TRECHO DO TEXTO:
São Paulo – A elevação da carga tributária sobre o setor elétrico está produzindo um fato raro: a unificação do discurso dos segmentos da cadeia de comercialização de eletricidade, mais dados a embates entre si, contra a utilização das contas de energia elétrica para elevar o nível de arrecadação. É consenso entre os representantes de todas as etapas da cadeia que, depois de terem oferecido a sua cota de sacrifício para a implementação do novo modelo do setor, chegou a hora de os governos federal e estaduais darem sua contribuição para que se atinja a meta de obtenção da sonhada modicidade tarifária.
As estimativas relacionadas à participação da carga tributária no valor final da conta de luz variam de acordo com a fonte. Um estudo da PriceWaterhouseCoopers indica que a carga do setor elétrico poderá elevar-se de 38,18% do valor das contas de luz em 2004 para 41,56% em 2005, caso prosperem algumas iniciativas dos governos federal e estaduais para elevar a arrecadação. Um levantamento mais recente, realizado pela Câmara Americana de Comércio (Amcham), aponta para uma carga tributária de 51% do valor da conta.

DADOS FORNECIDOS:
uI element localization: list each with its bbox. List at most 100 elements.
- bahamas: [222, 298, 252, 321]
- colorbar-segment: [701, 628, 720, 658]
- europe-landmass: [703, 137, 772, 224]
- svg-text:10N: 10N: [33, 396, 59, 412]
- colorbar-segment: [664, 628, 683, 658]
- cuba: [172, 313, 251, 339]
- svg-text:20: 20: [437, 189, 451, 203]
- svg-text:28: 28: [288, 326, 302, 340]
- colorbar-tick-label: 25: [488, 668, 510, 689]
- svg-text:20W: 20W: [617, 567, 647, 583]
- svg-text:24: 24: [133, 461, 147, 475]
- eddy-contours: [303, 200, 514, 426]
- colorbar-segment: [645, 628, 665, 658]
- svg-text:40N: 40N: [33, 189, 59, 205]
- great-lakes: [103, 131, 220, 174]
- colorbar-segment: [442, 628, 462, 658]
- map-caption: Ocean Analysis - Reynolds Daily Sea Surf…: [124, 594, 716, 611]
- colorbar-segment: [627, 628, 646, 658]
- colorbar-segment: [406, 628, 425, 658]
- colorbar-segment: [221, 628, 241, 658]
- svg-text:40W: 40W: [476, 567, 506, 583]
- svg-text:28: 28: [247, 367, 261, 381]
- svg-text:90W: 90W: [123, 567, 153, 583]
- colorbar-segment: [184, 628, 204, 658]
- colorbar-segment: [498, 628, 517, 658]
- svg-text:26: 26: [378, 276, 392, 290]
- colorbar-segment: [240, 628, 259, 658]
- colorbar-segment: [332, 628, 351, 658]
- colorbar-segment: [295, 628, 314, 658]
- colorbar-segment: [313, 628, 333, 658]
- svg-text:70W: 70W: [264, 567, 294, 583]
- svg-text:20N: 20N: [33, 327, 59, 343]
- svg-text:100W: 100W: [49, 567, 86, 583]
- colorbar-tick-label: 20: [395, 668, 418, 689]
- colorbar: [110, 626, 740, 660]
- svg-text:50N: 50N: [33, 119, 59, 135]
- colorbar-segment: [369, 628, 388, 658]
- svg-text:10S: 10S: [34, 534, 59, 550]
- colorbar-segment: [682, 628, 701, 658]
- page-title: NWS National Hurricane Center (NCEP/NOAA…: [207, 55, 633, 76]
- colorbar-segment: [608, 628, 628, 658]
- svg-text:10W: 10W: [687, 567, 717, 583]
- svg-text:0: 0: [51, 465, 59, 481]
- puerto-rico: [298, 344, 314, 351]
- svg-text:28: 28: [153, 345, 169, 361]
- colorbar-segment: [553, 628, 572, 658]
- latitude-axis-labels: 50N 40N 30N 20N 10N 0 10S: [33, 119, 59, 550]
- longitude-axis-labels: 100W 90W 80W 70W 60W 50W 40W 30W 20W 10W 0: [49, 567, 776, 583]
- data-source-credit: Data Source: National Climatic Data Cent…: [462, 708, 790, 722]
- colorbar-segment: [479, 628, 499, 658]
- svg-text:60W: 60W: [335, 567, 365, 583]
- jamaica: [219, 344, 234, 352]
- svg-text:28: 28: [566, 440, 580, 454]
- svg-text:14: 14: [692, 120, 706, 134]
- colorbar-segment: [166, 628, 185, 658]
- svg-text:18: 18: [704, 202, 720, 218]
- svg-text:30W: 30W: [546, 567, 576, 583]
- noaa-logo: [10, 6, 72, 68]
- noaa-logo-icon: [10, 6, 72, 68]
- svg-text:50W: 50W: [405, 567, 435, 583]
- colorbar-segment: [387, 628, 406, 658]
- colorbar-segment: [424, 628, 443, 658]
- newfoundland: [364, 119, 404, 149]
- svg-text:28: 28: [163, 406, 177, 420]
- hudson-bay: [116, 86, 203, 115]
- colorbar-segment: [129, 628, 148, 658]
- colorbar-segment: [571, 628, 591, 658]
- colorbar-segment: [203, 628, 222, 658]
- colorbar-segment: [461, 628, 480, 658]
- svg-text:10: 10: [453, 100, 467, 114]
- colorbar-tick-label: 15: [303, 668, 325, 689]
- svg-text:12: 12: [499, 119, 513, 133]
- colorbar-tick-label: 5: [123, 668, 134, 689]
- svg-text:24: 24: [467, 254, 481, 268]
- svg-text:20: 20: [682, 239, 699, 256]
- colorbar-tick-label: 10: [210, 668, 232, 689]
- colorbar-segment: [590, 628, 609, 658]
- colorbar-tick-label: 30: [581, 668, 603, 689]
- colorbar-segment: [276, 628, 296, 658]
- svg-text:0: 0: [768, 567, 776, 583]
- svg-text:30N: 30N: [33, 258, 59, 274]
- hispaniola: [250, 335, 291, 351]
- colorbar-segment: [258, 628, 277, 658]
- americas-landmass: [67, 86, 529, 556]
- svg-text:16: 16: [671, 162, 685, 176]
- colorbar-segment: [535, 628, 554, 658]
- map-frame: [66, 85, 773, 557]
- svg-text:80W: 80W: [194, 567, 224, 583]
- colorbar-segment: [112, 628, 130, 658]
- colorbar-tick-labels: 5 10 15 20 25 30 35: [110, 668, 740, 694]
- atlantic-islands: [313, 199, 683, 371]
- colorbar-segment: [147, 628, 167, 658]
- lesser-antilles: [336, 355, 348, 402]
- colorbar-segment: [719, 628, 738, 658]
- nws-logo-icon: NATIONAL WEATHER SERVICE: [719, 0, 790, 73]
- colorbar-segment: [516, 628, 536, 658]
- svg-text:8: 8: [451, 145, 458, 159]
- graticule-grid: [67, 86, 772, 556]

CONJUNTO DE TAREFAS:
1. No trecho sobre a carga tributária no setor elétrico, qual é a carga tributária sobre a conta de luz apontada pelo levantamento da Câmara Americana de Comércio (Amcham)?
2. Prolongue o trecho sobre a carga tributária no setor elétrico, começando logo após a última frase apresentada.

RESPOSTAS FORNECIDAS:
1. 51% do valor da conta.

2.
Para as companhias, a gota d?água da "sanha arrecadatória" do poder público, como comumente vem sendo tratada a elevação da carga tributária setorial, foi a decisão do Confaz de taxar com o ICMS a energia de baixa renda. A taxação, segundo os agentes, teria efeito de anular em parte os esforços do governo federal de democratizar o acesso de camadas mais pobres da população ao conforto proporcionado pela eletricidade.
É indiscutível que todos os segmentos da cadeia de comercialização de energia elétrica tiveram de abrir mão de parte de privilégios e conquistas na implementação do novo modelo. As geradoras viram os preços definidos pelo leilão de energia existente ficarem abaixo de todas as projeções, o que deverá influir, direta ou indiretamente, nos seus resultados. As distribuidoras tiveram cassada a possibilidade de realizar o self-dealing (autocontratação) de energia elétrica, que havia orientado boa parte dos seus investimentos em produção própria de energia elétrica.
Já as comercializadoras ficaram frustradas com um retrocesso no processo de abertura maior da brecha que permite que clientes cativos das distribuidoras migrem para a sua área de atuação. E até os grandes consumidores industriais vivem um processo de eliminação de subsídios. Mas um argumento inquestionável, que deve ser levado em conta pelos governos em uma necessária revisão do aumento de arrecadação de impostos, taxas e tributos via tarifas de energia, é que quem acaba pagando, direta ou indiretamente, a conta, é o cidadão.